Nothing in the data should change when you return it, but leave the pictures out.

#### RECORDS FOR PROCESSING ####

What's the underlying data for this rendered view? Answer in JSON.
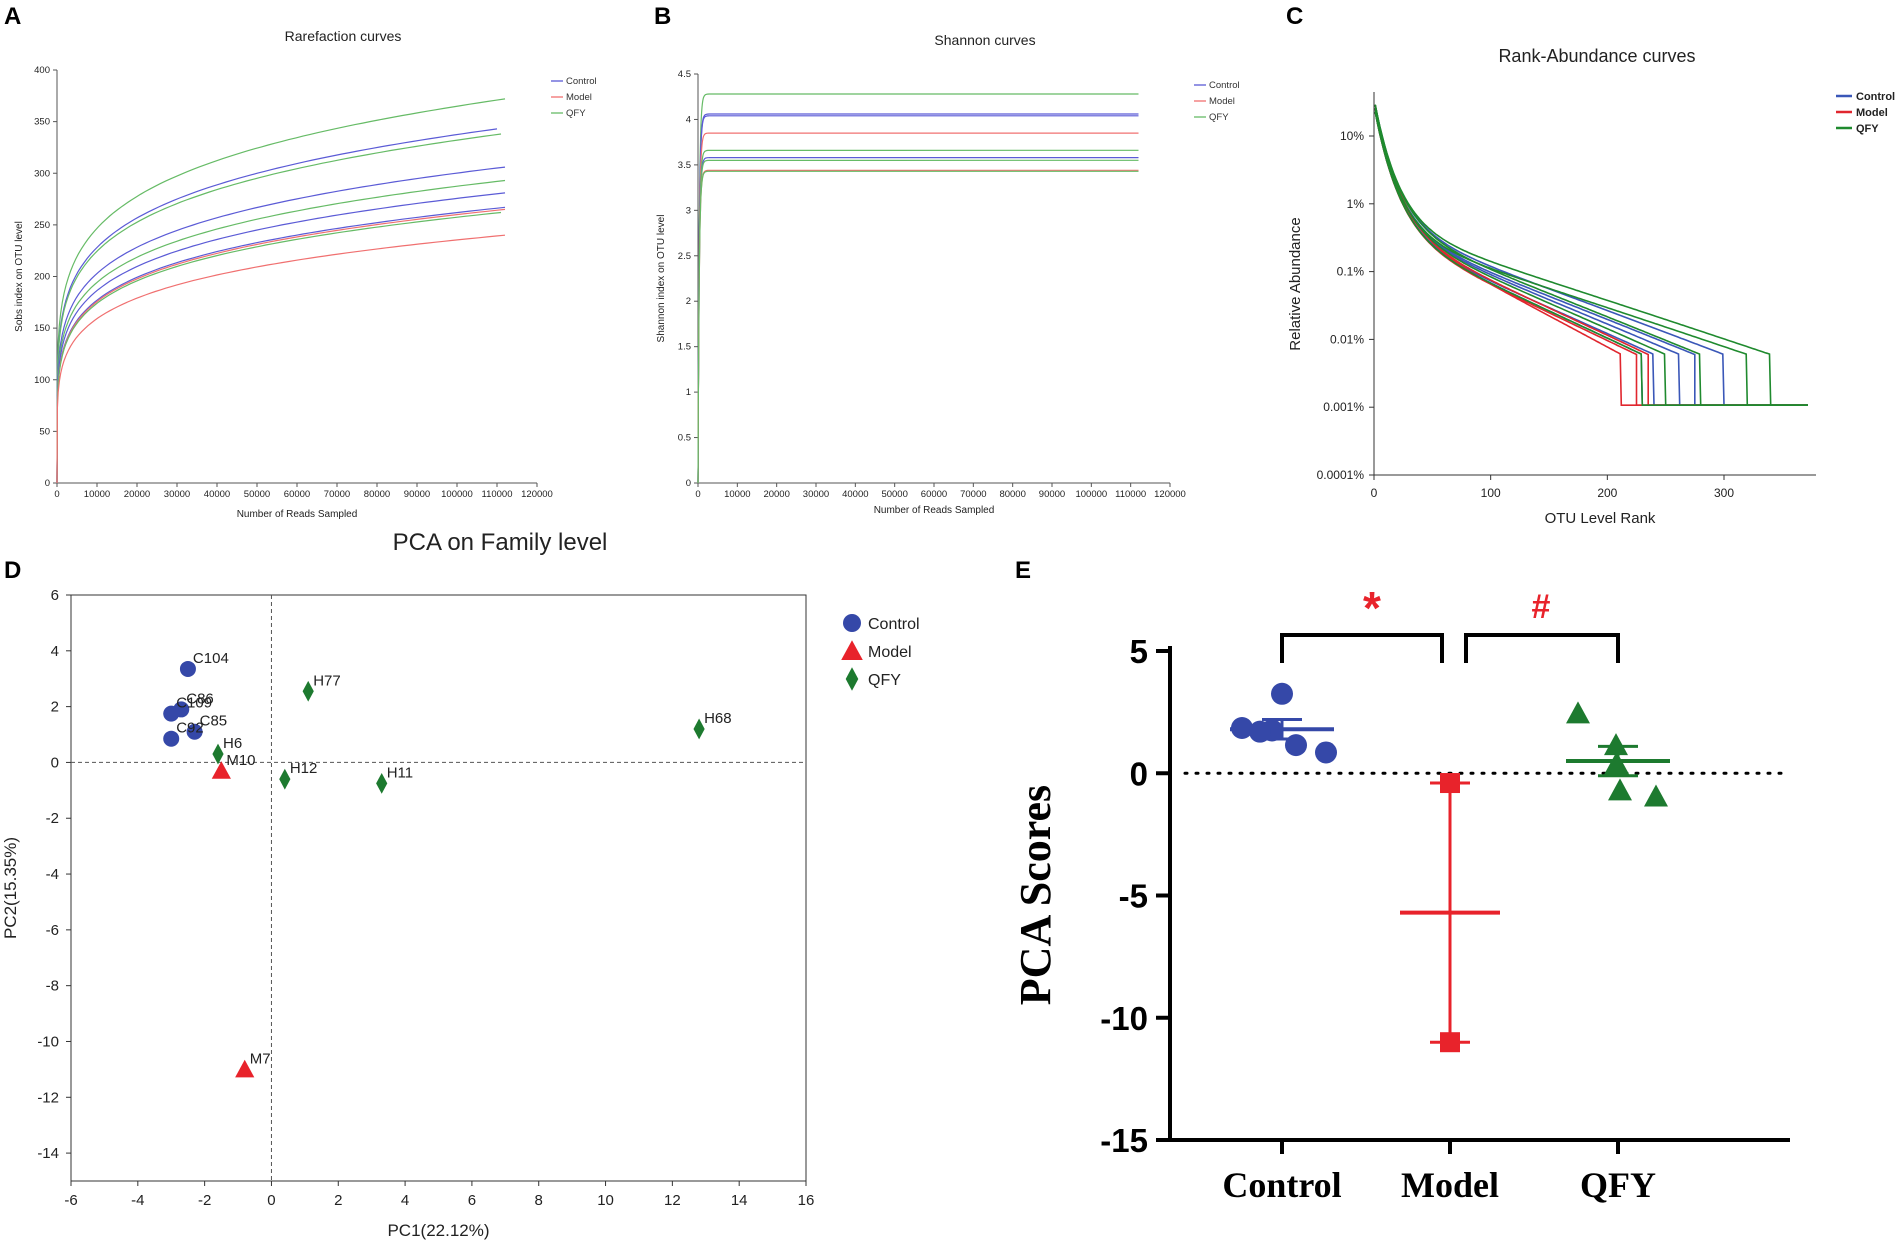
{
  "figure": {
    "panels": {
      "A": "A",
      "B": "B",
      "C": "C",
      "D": "D",
      "E": "E"
    }
  },
  "chart_data": [
    {
      "panel": "A",
      "type": "line",
      "title": "Rarefaction curves",
      "xlabel": "Number of Reads Sampled",
      "ylabel": "Sobs index on OTU level",
      "xlim": [
        0,
        120000
      ],
      "ylim": [
        0,
        400
      ],
      "xticks": [
        "0",
        "10000",
        "20000",
        "30000",
        "40000",
        "50000",
        "60000",
        "70000",
        "80000",
        "90000",
        "100000",
        "110000",
        "120000"
      ],
      "yticks": [
        "0",
        "50",
        "100",
        "150",
        "200",
        "250",
        "300",
        "350",
        "400"
      ],
      "legend": [
        "Control",
        "Model",
        "QFY"
      ],
      "colors": {
        "Control": "#5b5bd6",
        "Model": "#f07070",
        "QFY": "#66bb66"
      },
      "series": [
        {
          "group": "QFY",
          "final": 372,
          "xmax": 112000
        },
        {
          "group": "Control",
          "final": 343,
          "xmax": 110000
        },
        {
          "group": "QFY",
          "final": 338,
          "xmax": 111000
        },
        {
          "group": "Control",
          "final": 306,
          "xmax": 112000
        },
        {
          "group": "QFY",
          "final": 293,
          "xmax": 112000
        },
        {
          "group": "Control",
          "final": 281,
          "xmax": 112000
        },
        {
          "group": "Control",
          "final": 267,
          "xmax": 112000
        },
        {
          "group": "Model",
          "final": 265,
          "xmax": 112000
        },
        {
          "group": "QFY",
          "final": 262,
          "xmax": 111000
        },
        {
          "group": "Model",
          "final": 240,
          "xmax": 112000
        }
      ]
    },
    {
      "panel": "B",
      "type": "line",
      "title": "Shannon curves",
      "xlabel": "Number of Reads Sampled",
      "ylabel": "Shannon index on OTU level",
      "xlim": [
        0,
        120000
      ],
      "ylim": [
        0,
        4.5
      ],
      "xticks": [
        "0",
        "10000",
        "20000",
        "30000",
        "40000",
        "50000",
        "60000",
        "70000",
        "80000",
        "90000",
        "100000",
        "110000",
        "120000"
      ],
      "yticks": [
        "0",
        "0.5",
        "1",
        "1.5",
        "2",
        "2.5",
        "3",
        "3.5",
        "4",
        "4.5"
      ],
      "legend": [
        "Control",
        "Model",
        "QFY"
      ],
      "colors": {
        "Control": "#5b5bd6",
        "Model": "#f07070",
        "QFY": "#66bb66"
      },
      "series": [
        {
          "group": "QFY",
          "final": 4.28
        },
        {
          "group": "Control",
          "final": 4.06
        },
        {
          "group": "Control",
          "final": 4.04
        },
        {
          "group": "Model",
          "final": 3.85
        },
        {
          "group": "QFY",
          "final": 3.66
        },
        {
          "group": "Control",
          "final": 3.58
        },
        {
          "group": "QFY",
          "final": 3.55
        },
        {
          "group": "Model",
          "final": 3.44
        },
        {
          "group": "QFY",
          "final": 3.43
        }
      ]
    },
    {
      "panel": "C",
      "type": "line",
      "title": "Rank-Abundance curves",
      "xlabel": "OTU Level Rank",
      "ylabel": "Relative Abundance",
      "xticks": [
        "0",
        "100",
        "200",
        "300"
      ],
      "yticks": [
        "10%",
        "1%",
        "0.1%",
        "0.01%",
        "0.001%",
        "0.0001%"
      ],
      "legend": [
        "Control",
        "Model",
        "QFY"
      ],
      "colors": {
        "Control": "#3a57b8",
        "Model": "#e0262e",
        "QFY": "#1f8a2e"
      },
      "series": [
        {
          "group": "Control",
          "end_rank": 230
        },
        {
          "group": "Control",
          "end_rank": 262
        },
        {
          "group": "Control",
          "end_rank": 300
        },
        {
          "group": "Control",
          "end_rank": 240
        },
        {
          "group": "Control",
          "end_rank": 275
        },
        {
          "group": "Model",
          "end_rank": 212
        },
        {
          "group": "Model",
          "end_rank": 225
        },
        {
          "group": "Model",
          "end_rank": 235
        },
        {
          "group": "QFY",
          "end_rank": 340
        },
        {
          "group": "QFY",
          "end_rank": 320
        },
        {
          "group": "QFY",
          "end_rank": 250
        },
        {
          "group": "QFY",
          "end_rank": 280
        },
        {
          "group": "QFY",
          "end_rank": 230
        }
      ]
    },
    {
      "panel": "D",
      "type": "scatter",
      "title": "PCA on Family level",
      "xlabel": "PC1(22.12%)",
      "ylabel": "PC2(15.35%)",
      "xlim": [
        -6,
        16
      ],
      "ylim": [
        -15,
        6
      ],
      "xticks": [
        "-6",
        "-4",
        "-2",
        "0",
        "2",
        "4",
        "6",
        "8",
        "10",
        "12",
        "14",
        "16"
      ],
      "yticks": [
        "6",
        "4",
        "2",
        "0",
        "-2",
        "-4",
        "-6",
        "-8",
        "-10",
        "-12",
        "-14"
      ],
      "legend": [
        "Control",
        "Model",
        "QFY"
      ],
      "colors": {
        "Control": "#3548a8",
        "Model": "#e8232b",
        "QFY": "#1d7a2f"
      },
      "points": [
        {
          "label": "C104",
          "group": "Control",
          "x": -2.5,
          "y": 3.35
        },
        {
          "label": "C86",
          "group": "Control",
          "x": -2.7,
          "y": 1.9
        },
        {
          "label": "C109",
          "group": "Control",
          "x": -3.0,
          "y": 1.75
        },
        {
          "label": "C85",
          "group": "Control",
          "x": -2.3,
          "y": 1.1
        },
        {
          "label": "C92",
          "group": "Control",
          "x": -3.0,
          "y": 0.85
        },
        {
          "label": "H6",
          "group": "QFY",
          "x": -1.6,
          "y": 0.3
        },
        {
          "label": "M10",
          "group": "Model",
          "x": -1.5,
          "y": -0.3
        },
        {
          "label": "H77",
          "group": "QFY",
          "x": 1.1,
          "y": 2.55
        },
        {
          "label": "H12",
          "group": "QFY",
          "x": 0.4,
          "y": -0.6
        },
        {
          "label": "H11",
          "group": "QFY",
          "x": 3.3,
          "y": -0.75
        },
        {
          "label": "H68",
          "group": "QFY",
          "x": 12.8,
          "y": 1.2
        },
        {
          "label": "M7",
          "group": "Model",
          "x": -0.8,
          "y": -11.0
        }
      ]
    },
    {
      "panel": "E",
      "type": "scatter",
      "title": "",
      "xlabel": "",
      "ylabel": "PCA Scores",
      "ylim": [
        -15,
        5
      ],
      "yticks": [
        "5",
        "0",
        "-5",
        "-10",
        "-15"
      ],
      "categories": [
        "Control",
        "Model",
        "QFY"
      ],
      "colors": {
        "Control": "#3548a8",
        "Model": "#e8232b",
        "QFY": "#1d7a2f"
      },
      "groups": [
        {
          "name": "Control",
          "values": [
            1.9,
            1.75,
            1.7,
            1.1,
            0.85,
            3.3
          ],
          "mean": 1.8,
          "err": 0.4
        },
        {
          "name": "Model",
          "values": [
            -0.4,
            -11.0
          ],
          "mean": -5.7,
          "err": 5.3
        },
        {
          "name": "QFY",
          "values": [
            2.4,
            0.4,
            -0.7,
            1.2,
            -0.9,
            0.3
          ],
          "mean": 0.5,
          "err": 0.6
        }
      ],
      "annotations": [
        {
          "text": "*",
          "between": [
            "Control",
            "Model"
          ],
          "color": "#e8232b"
        },
        {
          "text": "#",
          "between": [
            "Model",
            "QFY"
          ],
          "color": "#e8232b"
        }
      ]
    }
  ]
}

####

## WORKED ANSWER
What's the underlying data for this rendered view? Answer in JSON.
{
  "figure": {
    "panels": {
      "A": "A",
      "B": "B",
      "C": "C",
      "D": "D",
      "E": "E"
    }
  },
  "chart_data": [
    {
      "panel": "A",
      "type": "line",
      "title": "Rarefaction curves",
      "xlabel": "Number of Reads Sampled",
      "ylabel": "Sobs index on OTU level",
      "xlim": [
        0,
        120000
      ],
      "ylim": [
        0,
        400
      ],
      "xticks": [
        "0",
        "10000",
        "20000",
        "30000",
        "40000",
        "50000",
        "60000",
        "70000",
        "80000",
        "90000",
        "100000",
        "110000",
        "120000"
      ],
      "yticks": [
        "0",
        "50",
        "100",
        "150",
        "200",
        "250",
        "300",
        "350",
        "400"
      ],
      "legend": [
        "Control",
        "Model",
        "QFY"
      ],
      "colors": {
        "Control": "#5b5bd6",
        "Model": "#f07070",
        "QFY": "#66bb66"
      },
      "series": [
        {
          "group": "QFY",
          "final": 372,
          "xmax": 112000
        },
        {
          "group": "Control",
          "final": 343,
          "xmax": 110000
        },
        {
          "group": "QFY",
          "final": 338,
          "xmax": 111000
        },
        {
          "group": "Control",
          "final": 306,
          "xmax": 112000
        },
        {
          "group": "QFY",
          "final": 293,
          "xmax": 112000
        },
        {
          "group": "Control",
          "final": 281,
          "xmax": 112000
        },
        {
          "group": "Control",
          "final": 267,
          "xmax": 112000
        },
        {
          "group": "Model",
          "final": 265,
          "xmax": 112000
        },
        {
          "group": "QFY",
          "final": 262,
          "xmax": 111000
        },
        {
          "group": "Model",
          "final": 240,
          "xmax": 112000
        }
      ]
    },
    {
      "panel": "B",
      "type": "line",
      "title": "Shannon curves",
      "xlabel": "Number of Reads Sampled",
      "ylabel": "Shannon index on OTU level",
      "xlim": [
        0,
        120000
      ],
      "ylim": [
        0,
        4.5
      ],
      "xticks": [
        "0",
        "10000",
        "20000",
        "30000",
        "40000",
        "50000",
        "60000",
        "70000",
        "80000",
        "90000",
        "100000",
        "110000",
        "120000"
      ],
      "yticks": [
        "0",
        "0.5",
        "1",
        "1.5",
        "2",
        "2.5",
        "3",
        "3.5",
        "4",
        "4.5"
      ],
      "legend": [
        "Control",
        "Model",
        "QFY"
      ],
      "colors": {
        "Control": "#5b5bd6",
        "Model": "#f07070",
        "QFY": "#66bb66"
      },
      "series": [
        {
          "group": "QFY",
          "final": 4.28
        },
        {
          "group": "Control",
          "final": 4.06
        },
        {
          "group": "Control",
          "final": 4.04
        },
        {
          "group": "Model",
          "final": 3.85
        },
        {
          "group": "QFY",
          "final": 3.66
        },
        {
          "group": "Control",
          "final": 3.58
        },
        {
          "group": "QFY",
          "final": 3.55
        },
        {
          "group": "Model",
          "final": 3.44
        },
        {
          "group": "QFY",
          "final": 3.43
        }
      ]
    },
    {
      "panel": "C",
      "type": "line",
      "title": "Rank-Abundance curves",
      "xlabel": "OTU Level Rank",
      "ylabel": "Relative Abundance",
      "xticks": [
        "0",
        "100",
        "200",
        "300"
      ],
      "yticks": [
        "10%",
        "1%",
        "0.1%",
        "0.01%",
        "0.001%",
        "0.0001%"
      ],
      "legend": [
        "Control",
        "Model",
        "QFY"
      ],
      "colors": {
        "Control": "#3a57b8",
        "Model": "#e0262e",
        "QFY": "#1f8a2e"
      },
      "series": [
        {
          "group": "Control",
          "end_rank": 230
        },
        {
          "group": "Control",
          "end_rank": 262
        },
        {
          "group": "Control",
          "end_rank": 300
        },
        {
          "group": "Control",
          "end_rank": 240
        },
        {
          "group": "Control",
          "end_rank": 275
        },
        {
          "group": "Model",
          "end_rank": 212
        },
        {
          "group": "Model",
          "end_rank": 225
        },
        {
          "group": "Model",
          "end_rank": 235
        },
        {
          "group": "QFY",
          "end_rank": 340
        },
        {
          "group": "QFY",
          "end_rank": 320
        },
        {
          "group": "QFY",
          "end_rank": 250
        },
        {
          "group": "QFY",
          "end_rank": 280
        },
        {
          "group": "QFY",
          "end_rank": 230
        }
      ]
    },
    {
      "panel": "D",
      "type": "scatter",
      "title": "PCA on Family level",
      "xlabel": "PC1(22.12%)",
      "ylabel": "PC2(15.35%)",
      "xlim": [
        -6,
        16
      ],
      "ylim": [
        -15,
        6
      ],
      "xticks": [
        "-6",
        "-4",
        "-2",
        "0",
        "2",
        "4",
        "6",
        "8",
        "10",
        "12",
        "14",
        "16"
      ],
      "yticks": [
        "6",
        "4",
        "2",
        "0",
        "-2",
        "-4",
        "-6",
        "-8",
        "-10",
        "-12",
        "-14"
      ],
      "legend": [
        "Control",
        "Model",
        "QFY"
      ],
      "colors": {
        "Control": "#3548a8",
        "Model": "#e8232b",
        "QFY": "#1d7a2f"
      },
      "points": [
        {
          "label": "C104",
          "group": "Control",
          "x": -2.5,
          "y": 3.35
        },
        {
          "label": "C86",
          "group": "Control",
          "x": -2.7,
          "y": 1.9
        },
        {
          "label": "C109",
          "group": "Control",
          "x": -3.0,
          "y": 1.75
        },
        {
          "label": "C85",
          "group": "Control",
          "x": -2.3,
          "y": 1.1
        },
        {
          "label": "C92",
          "group": "Control",
          "x": -3.0,
          "y": 0.85
        },
        {
          "label": "H6",
          "group": "QFY",
          "x": -1.6,
          "y": 0.3
        },
        {
          "label": "M10",
          "group": "Model",
          "x": -1.5,
          "y": -0.3
        },
        {
          "label": "H77",
          "group": "QFY",
          "x": 1.1,
          "y": 2.55
        },
        {
          "label": "H12",
          "group": "QFY",
          "x": 0.4,
          "y": -0.6
        },
        {
          "label": "H11",
          "group": "QFY",
          "x": 3.3,
          "y": -0.75
        },
        {
          "label": "H68",
          "group": "QFY",
          "x": 12.8,
          "y": 1.2
        },
        {
          "label": "M7",
          "group": "Model",
          "x": -0.8,
          "y": -11.0
        }
      ]
    },
    {
      "panel": "E",
      "type": "scatter",
      "title": "",
      "xlabel": "",
      "ylabel": "PCA Scores",
      "ylim": [
        -15,
        5
      ],
      "yticks": [
        "5",
        "0",
        "-5",
        "-10",
        "-15"
      ],
      "categories": [
        "Control",
        "Model",
        "QFY"
      ],
      "colors": {
        "Control": "#3548a8",
        "Model": "#e8232b",
        "QFY": "#1d7a2f"
      },
      "groups": [
        {
          "name": "Control",
          "values": [
            1.9,
            1.75,
            1.7,
            1.1,
            0.85,
            3.3
          ],
          "mean": 1.8,
          "err": 0.4
        },
        {
          "name": "Model",
          "values": [
            -0.4,
            -11.0
          ],
          "mean": -5.7,
          "err": 5.3
        },
        {
          "name": "QFY",
          "values": [
            2.4,
            0.4,
            -0.7,
            1.2,
            -0.9,
            0.3
          ],
          "mean": 0.5,
          "err": 0.6
        }
      ],
      "annotations": [
        {
          "text": "*",
          "between": [
            "Control",
            "Model"
          ],
          "color": "#e8232b"
        },
        {
          "text": "#",
          "between": [
            "Model",
            "QFY"
          ],
          "color": "#e8232b"
        }
      ]
    }
  ]
}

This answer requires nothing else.